Every line of the data that contains the string "detections" must be copied.

**Data to use**
--- Begin ---

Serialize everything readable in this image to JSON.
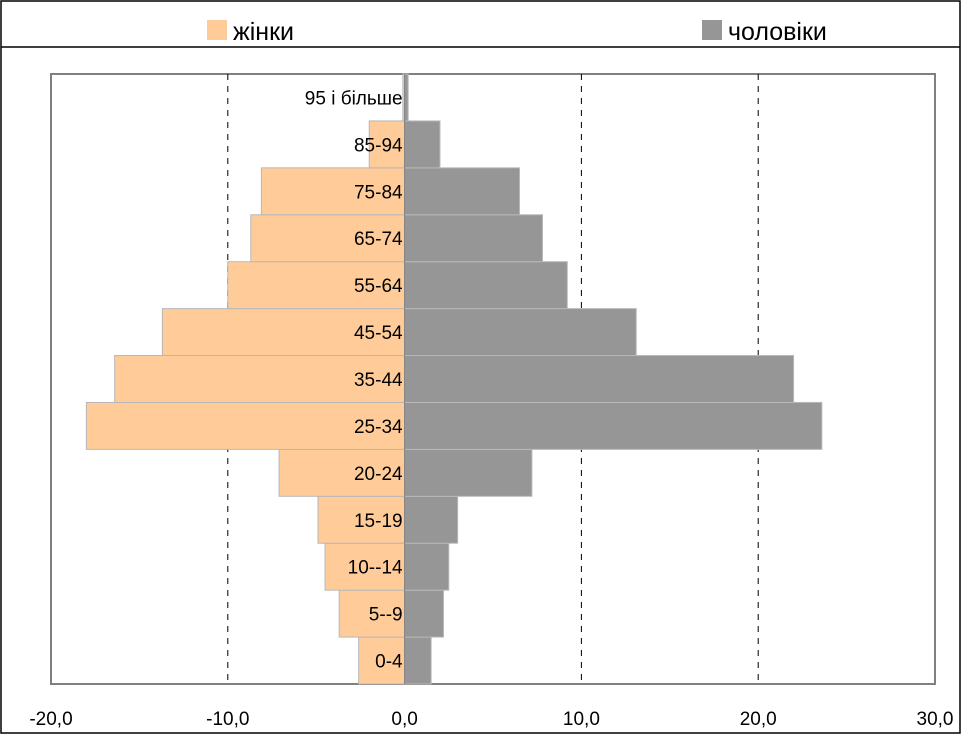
{
  "chart_data": {
    "type": "bar",
    "orientation": "horizontal",
    "layout": "population-pyramid",
    "categories": [
      "0-4",
      "5--9",
      "10--14",
      "15-19",
      "20-24",
      "25-34",
      "35-44",
      "45-54",
      "55-64",
      "65-74",
      "75-84",
      "85-94",
      "95 і більше"
    ],
    "series": [
      {
        "name": "жінки",
        "color": "#FFCC99",
        "values": [
          -2.6,
          -3.7,
          -4.5,
          -4.9,
          -7.1,
          -18.0,
          -16.4,
          -13.7,
          -10.0,
          -8.7,
          -8.1,
          -2.0,
          -0.1
        ]
      },
      {
        "name": "чоловіки",
        "color": "#969696",
        "values": [
          1.5,
          2.2,
          2.5,
          3.0,
          7.2,
          23.6,
          22.0,
          13.1,
          9.2,
          7.8,
          6.5,
          2.0,
          0.2
        ]
      }
    ],
    "xlim": [
      -20,
      30
    ],
    "x_ticks": [
      "-20,0",
      "-10,0",
      "0,0",
      "10,0",
      "20,0",
      "30,0"
    ],
    "x_tick_values": [
      -20,
      -10,
      0,
      10,
      20,
      30
    ],
    "grid": "dashed vertical",
    "legend_position": "top",
    "title": "",
    "xlabel": "",
    "ylabel": ""
  }
}
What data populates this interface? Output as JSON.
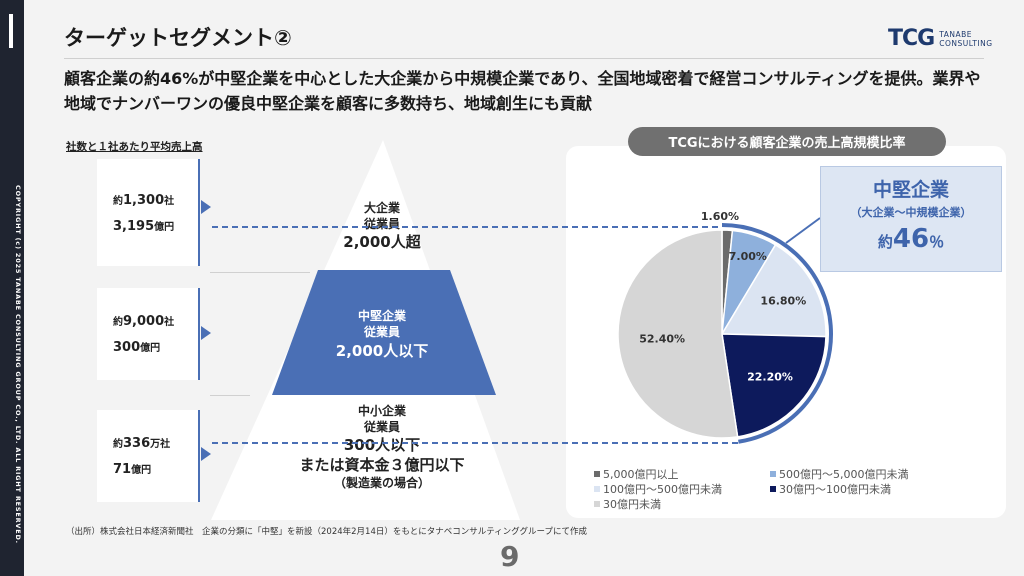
{
  "slide": {
    "title": "ターゲットセグメント②",
    "lead": "顧客企業の約46%が中堅企業を中心とした大企業から中規模企業であり、全国地域密着で経営コンサルティングを提供。業界や地域でナンバーワンの優良中堅企業を顧客に多数持ち、地域創生にも貢献",
    "copyright": "COPYRIGHT (c) 2025 TANABE CONSULTING GROUP CO., LTD. ALL RIGHT RESERVED.",
    "logo_mark": "TCG",
    "logo_line1": "TANABE",
    "logo_line2": "CONSULTING",
    "source": "（出所）株式会社日本経済新聞社　企業の分類に「中堅」を新設（2024年2月14日）をもとにタナベコンサルティンググループにて作成",
    "page_number": "9"
  },
  "left": {
    "label": "社数と１社あたり平均売上高",
    "stats": [
      {
        "count_prefix": "約",
        "count": "1,300",
        "count_unit": "社",
        "sales": "3,195",
        "sales_unit": "億円"
      },
      {
        "count_prefix": "約",
        "count": "9,000",
        "count_unit": "社",
        "sales": "300",
        "sales_unit": "億円"
      },
      {
        "count_prefix": "約",
        "count": "336",
        "count_unit": "万社",
        "sales": "71",
        "sales_unit": "億円"
      }
    ]
  },
  "pyramid": {
    "top": {
      "line1": "大企業",
      "line2": "従業員",
      "line3": "2,000人超"
    },
    "mid": {
      "line1": "中堅企業",
      "line2": "従業員",
      "line3": "2,000人以下"
    },
    "bottom": {
      "line1": "中小企業",
      "line2": "従業員",
      "line3": "300人以下",
      "line4": "または資本金３億円以下",
      "line5": "（製造業の場合）"
    }
  },
  "pie": {
    "header": "TCGにおける顧客企業の売上高規模比率",
    "callout": {
      "title": "中堅企業",
      "sub": "（大企業～中規模企業）",
      "prefix": "約",
      "value": "46",
      "unit": "％"
    },
    "legend": [
      {
        "label": "5,000億円以上",
        "color": "#6b6b6b"
      },
      {
        "label": "500億円～5,000億円未満",
        "color": "#8eb0dc"
      },
      {
        "label": "100億円～500億円未満",
        "color": "#dbe4f2"
      },
      {
        "label": "30億円～100億円未満",
        "color": "#0d1a5c"
      },
      {
        "label": "30億円未満",
        "color": "#d6d6d6"
      }
    ]
  },
  "chart_data": {
    "type": "pie",
    "title": "TCGにおける顧客企業の売上高規模比率",
    "categories": [
      "5,000億円以上",
      "500億円～5,000億円未満",
      "100億円～500億円未満",
      "30億円～100億円未満",
      "30億円未満"
    ],
    "values": [
      1.6,
      7.0,
      16.8,
      22.2,
      52.4
    ],
    "labels": [
      "1.60%",
      "7.00%",
      "16.80%",
      "22.20%",
      "52.40%"
    ],
    "colors": [
      "#6b6b6b",
      "#8eb0dc",
      "#dbe4f2",
      "#0d1a5c",
      "#d6d6d6"
    ],
    "label_colors": [
      "#333333",
      "#333333",
      "#333333",
      "#ffffff",
      "#333333"
    ],
    "legend_position": "bottom"
  }
}
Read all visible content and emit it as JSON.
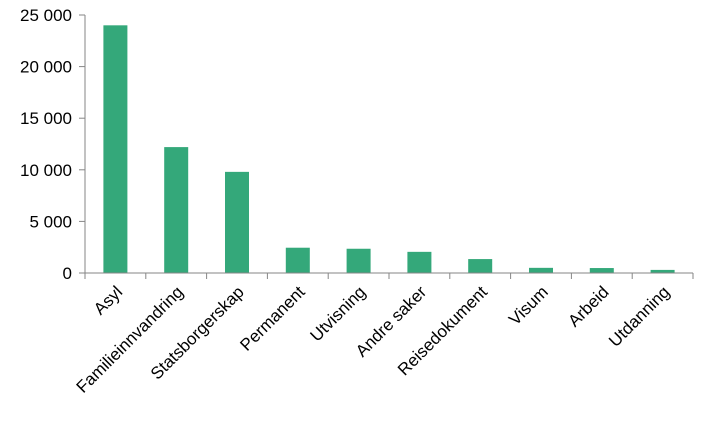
{
  "chart_data": {
    "type": "bar",
    "title": "",
    "xlabel": "",
    "ylabel": "",
    "ylim": [
      0,
      25000
    ],
    "yticks": [
      0,
      5000,
      10000,
      15000,
      20000,
      25000
    ],
    "ytick_labels": [
      "0",
      "5 000",
      "10 000",
      "15 000",
      "20 000",
      "25 000"
    ],
    "grid": false,
    "legend": "none",
    "bar_color": "#34a87a",
    "categories": [
      "Asyl",
      "Familieinnvandring",
      "Statsborgerskap",
      "Permanent",
      "Utvisning",
      "Andre saker",
      "Reisedokument",
      "Visum",
      "Arbeid",
      "Utdanning"
    ],
    "values": [
      24000,
      12200,
      9800,
      2450,
      2350,
      2050,
      1350,
      500,
      480,
      300
    ]
  }
}
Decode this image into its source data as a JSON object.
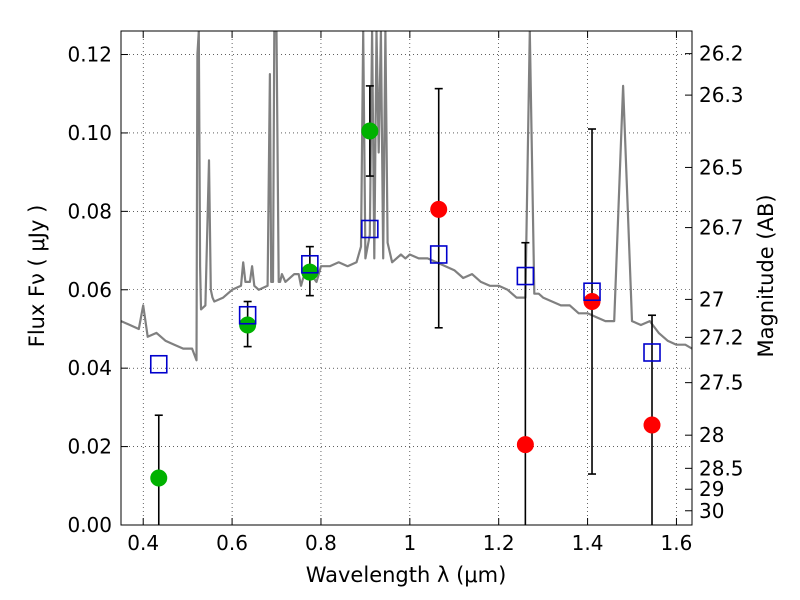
{
  "chart_data": {
    "type": "scatter",
    "title": "",
    "xlabel": "Wavelength  λ (μm)",
    "ylabel_left": "Flux  Fν  ( μJy )",
    "ylabel_right": "Magnitude (AB)",
    "xlim": [
      0.35,
      1.635
    ],
    "ylim": [
      0.0,
      0.126
    ],
    "x_ticks": [
      0.4,
      0.6,
      0.8,
      1.0,
      1.2,
      1.4,
      1.6
    ],
    "x_tick_labels": [
      "0.4",
      "0.6",
      "0.8",
      "1",
      "1.2",
      "1.4",
      "1.6"
    ],
    "y_ticks": [
      0.0,
      0.02,
      0.04,
      0.06,
      0.08,
      0.1,
      0.12
    ],
    "y_tick_labels": [
      "0.00",
      "0.02",
      "0.04",
      "0.06",
      "0.08",
      "0.10",
      "0.12"
    ],
    "right_ticks": [
      {
        "label": "26.2",
        "value": 26.2
      },
      {
        "label": "26.3",
        "value": 26.3
      },
      {
        "label": "26.5",
        "value": 26.5
      },
      {
        "label": "26.7",
        "value": 26.7
      },
      {
        "label": "27",
        "value": 27.0
      },
      {
        "label": "27.2",
        "value": 27.2
      },
      {
        "label": "27.5",
        "value": 27.5
      },
      {
        "label": "28",
        "value": 28.0
      },
      {
        "label": "28.5",
        "value": 28.5
      },
      {
        "label": "29",
        "value": 29.0
      },
      {
        "label": "30",
        "value": 30.0
      }
    ],
    "grid": true,
    "colors": {
      "spectrum": "#808080",
      "detections": "#00b200",
      "upper": "#ff0000",
      "model": "#0000cc",
      "errorbar": "#000000"
    },
    "spectrum": {
      "x": [
        0.35,
        0.37,
        0.39,
        0.4,
        0.41,
        0.43,
        0.45,
        0.47,
        0.49,
        0.51,
        0.52,
        0.522,
        0.525,
        0.528,
        0.53,
        0.54,
        0.548,
        0.552,
        0.556,
        0.56,
        0.58,
        0.6,
        0.62,
        0.625,
        0.63,
        0.64,
        0.645,
        0.65,
        0.66,
        0.68,
        0.685,
        0.688,
        0.692,
        0.695,
        0.7,
        0.705,
        0.708,
        0.712,
        0.72,
        0.74,
        0.75,
        0.755,
        0.76,
        0.77,
        0.79,
        0.8,
        0.82,
        0.84,
        0.86,
        0.88,
        0.89,
        0.895,
        0.9,
        0.91,
        0.915,
        0.92,
        0.925,
        0.93,
        0.935,
        0.94,
        0.945,
        0.95,
        0.96,
        0.98,
        0.99,
        1.0,
        1.02,
        1.04,
        1.06,
        1.08,
        1.1,
        1.12,
        1.14,
        1.16,
        1.18,
        1.2,
        1.22,
        1.24,
        1.26,
        1.27,
        1.28,
        1.29,
        1.3,
        1.32,
        1.34,
        1.36,
        1.38,
        1.4,
        1.42,
        1.44,
        1.46,
        1.48,
        1.5,
        1.52,
        1.54,
        1.56,
        1.58,
        1.6,
        1.62,
        1.635
      ],
      "y": [
        0.052,
        0.051,
        0.05,
        0.056,
        0.048,
        0.049,
        0.047,
        0.046,
        0.045,
        0.045,
        0.042,
        0.12,
        0.126,
        0.066,
        0.055,
        0.056,
        0.093,
        0.06,
        0.058,
        0.057,
        0.058,
        0.06,
        0.061,
        0.067,
        0.062,
        0.062,
        0.066,
        0.061,
        0.06,
        0.061,
        0.115,
        0.062,
        0.062,
        0.126,
        0.126,
        0.062,
        0.062,
        0.064,
        0.062,
        0.064,
        0.064,
        0.061,
        0.063,
        0.065,
        0.062,
        0.066,
        0.066,
        0.067,
        0.066,
        0.067,
        0.071,
        0.126,
        0.068,
        0.074,
        0.126,
        0.068,
        0.126,
        0.095,
        0.126,
        0.068,
        0.126,
        0.072,
        0.067,
        0.069,
        0.068,
        0.069,
        0.068,
        0.068,
        0.067,
        0.066,
        0.065,
        0.063,
        0.064,
        0.062,
        0.061,
        0.061,
        0.06,
        0.058,
        0.058,
        0.126,
        0.059,
        0.059,
        0.058,
        0.057,
        0.056,
        0.056,
        0.054,
        0.054,
        0.053,
        0.052,
        0.052,
        0.112,
        0.052,
        0.051,
        0.052,
        0.049,
        0.047,
        0.046,
        0.046,
        0.045
      ]
    },
    "series": [
      {
        "marker": "circle",
        "color_key": "detections",
        "points": [
          {
            "x": 0.435,
            "y": 0.012,
            "err_lo": 0.0,
            "err_hi": 0.028
          },
          {
            "x": 0.635,
            "y": 0.051,
            "err_lo": 0.0455,
            "err_hi": 0.057
          },
          {
            "x": 0.775,
            "y": 0.0645,
            "err_lo": 0.0585,
            "err_hi": 0.071
          },
          {
            "x": 0.91,
            "y": 0.1005,
            "err_lo": 0.089,
            "err_hi": 0.112
          }
        ]
      },
      {
        "marker": "circle",
        "color_key": "upper",
        "points": [
          {
            "x": 1.065,
            "y": 0.0805,
            "err_lo": 0.0503,
            "err_hi": 0.1113
          },
          {
            "x": 1.26,
            "y": 0.0205,
            "err_lo": 0.0,
            "err_hi": 0.072
          },
          {
            "x": 1.41,
            "y": 0.057,
            "err_lo": 0.013,
            "err_hi": 0.101
          },
          {
            "x": 1.545,
            "y": 0.0255,
            "err_lo": 0.0,
            "err_hi": 0.0535
          }
        ]
      },
      {
        "marker": "square",
        "color_key": "model",
        "points": [
          {
            "x": 0.435,
            "y": 0.041
          },
          {
            "x": 0.635,
            "y": 0.0535
          },
          {
            "x": 0.775,
            "y": 0.0665
          },
          {
            "x": 0.91,
            "y": 0.0755
          },
          {
            "x": 1.065,
            "y": 0.069
          },
          {
            "x": 1.26,
            "y": 0.0635
          },
          {
            "x": 1.41,
            "y": 0.0595
          },
          {
            "x": 1.545,
            "y": 0.044
          }
        ]
      }
    ]
  }
}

--- End ---

**Output for this exercise**
      "detections": "#00b200",
        "color_key": "detections",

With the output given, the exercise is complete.